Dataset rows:
◆ ◆ ◆ ◆ ◆
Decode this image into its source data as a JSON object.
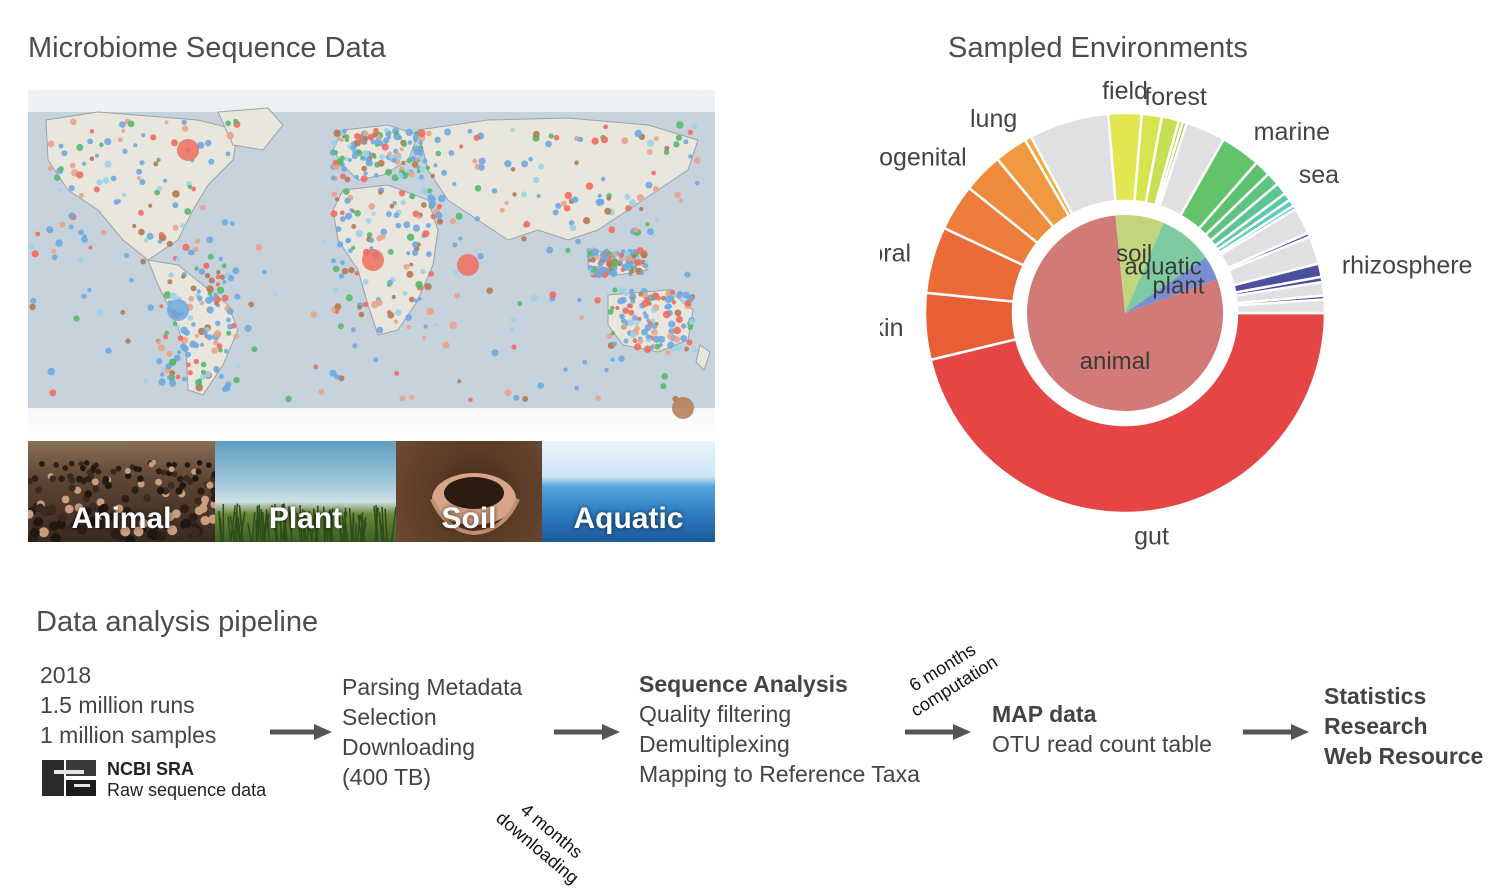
{
  "map_section": {
    "title": "Microbiome Sequence Data"
  },
  "env_categories": [
    {
      "label": "Animal",
      "color": "#4e3b2c"
    },
    {
      "label": "Plant",
      "color": "#8fb2c8"
    },
    {
      "label": "Soil",
      "color": "#5a3b26"
    },
    {
      "label": "Aquatic",
      "color": "#2f7fc4"
    }
  ],
  "chart_section": {
    "title": "Sampled Environments"
  },
  "chart_data": {
    "type": "pie",
    "title": "Sampled Environments",
    "inner": [
      {
        "label": "animal",
        "value": 79,
        "color": "#d27a77"
      },
      {
        "label": "soil",
        "value": 8,
        "color": "#c3d47f"
      },
      {
        "label": "aquatic",
        "value": 9,
        "color": "#7fcba1"
      },
      {
        "label": "plant",
        "value": 4,
        "color": "#7a8fd1"
      }
    ],
    "outer": [
      {
        "label": "gut",
        "value": 43.0,
        "color": "#e64545"
      },
      {
        "label": "skin",
        "value": 5.0,
        "color": "#e85f36"
      },
      {
        "label": "oral",
        "value": 5.0,
        "color": "#eb6b38"
      },
      {
        "label": "",
        "value": 3.5,
        "color": "#ec7d3a"
      },
      {
        "label": "urogenital",
        "value": 3.0,
        "color": "#ee8b3c"
      },
      {
        "label": "",
        "value": 2.5,
        "color": "#f09a40"
      },
      {
        "label": "lung",
        "value": 0.5,
        "color": "#f0aa38"
      },
      {
        "label": "",
        "value": 6.0,
        "color": "#e0e0e3"
      },
      {
        "label": "field",
        "value": 2.5,
        "color": "#e3e74f"
      },
      {
        "label": "",
        "value": 1.5,
        "color": "#d6e44f"
      },
      {
        "label": "forest",
        "value": 1.3,
        "color": "#c7df52"
      },
      {
        "label": "",
        "value": 0.3,
        "color": "#b7d554"
      },
      {
        "label": "",
        "value": 0.3,
        "color": "#a6cf54"
      },
      {
        "label": "",
        "value": 3.0,
        "color": "#e0e0e3"
      },
      {
        "label": "marine",
        "value": 3.0,
        "color": "#63c36a"
      },
      {
        "label": "",
        "value": 1.2,
        "color": "#5dc26f"
      },
      {
        "label": "",
        "value": 1.0,
        "color": "#5dc380"
      },
      {
        "label": "sea",
        "value": 0.9,
        "color": "#5cc693"
      },
      {
        "label": "",
        "value": 0.6,
        "color": "#5ec9a9"
      },
      {
        "label": "",
        "value": 0.5,
        "color": "#5fcbbd"
      },
      {
        "label": "",
        "value": 0.3,
        "color": "#5bc9cc"
      },
      {
        "label": "",
        "value": 2.0,
        "color": "#e0e0e3"
      },
      {
        "label": "",
        "value": 0.3,
        "color": "#4a58a8"
      },
      {
        "label": "",
        "value": 2.1,
        "color": "#e0e0e3"
      },
      {
        "label": "rhizosphere",
        "value": 1.0,
        "color": "#4a4fa0"
      },
      {
        "label": "",
        "value": 0.4,
        "color": "#4a4fa0"
      },
      {
        "label": "",
        "value": 1.0,
        "color": "#e0e0e3"
      },
      {
        "label": "",
        "value": 0.3,
        "color": "#4a4fa0"
      },
      {
        "label": "",
        "value": 1.0,
        "color": "#e0e0e3"
      }
    ]
  },
  "pipeline": {
    "title": "Data analysis pipeline",
    "source": {
      "lines": [
        "2018",
        "1.5 million runs",
        "1 million samples"
      ],
      "org": "NCBI SRA",
      "org_sub": "Raw sequence data"
    },
    "step1": {
      "lines": [
        "Parsing Metadata",
        "Selection",
        "Downloading",
        "(400 TB)"
      ]
    },
    "step1_note": [
      "4 months",
      "downloading"
    ],
    "step2": {
      "heading": "Sequence Analysis",
      "lines": [
        "Quality filtering",
        "Demultiplexing",
        "Mapping to Reference Taxa"
      ]
    },
    "step2_note": [
      "6 months",
      "computation"
    ],
    "step3": {
      "heading": "MAP data",
      "lines": [
        "OTU read count table"
      ]
    },
    "step4": {
      "lines": [
        "Statistics",
        "Research",
        "Web Resource"
      ]
    }
  },
  "colors": {
    "gut": "#e64545",
    "map_ocean": "#c6d3dc",
    "map_land": "#e9e6de",
    "arrow": "#555555"
  }
}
◆ ◆ ◆ ◆ ◆
→ **WRITTEN REQUEST**
Locate the string "Sampled" in the listing above and copy every line where it occurs.

→ **EXPECTED ANSWER**
    "title": "Sampled Environments"
    "title": "Sampled Environments",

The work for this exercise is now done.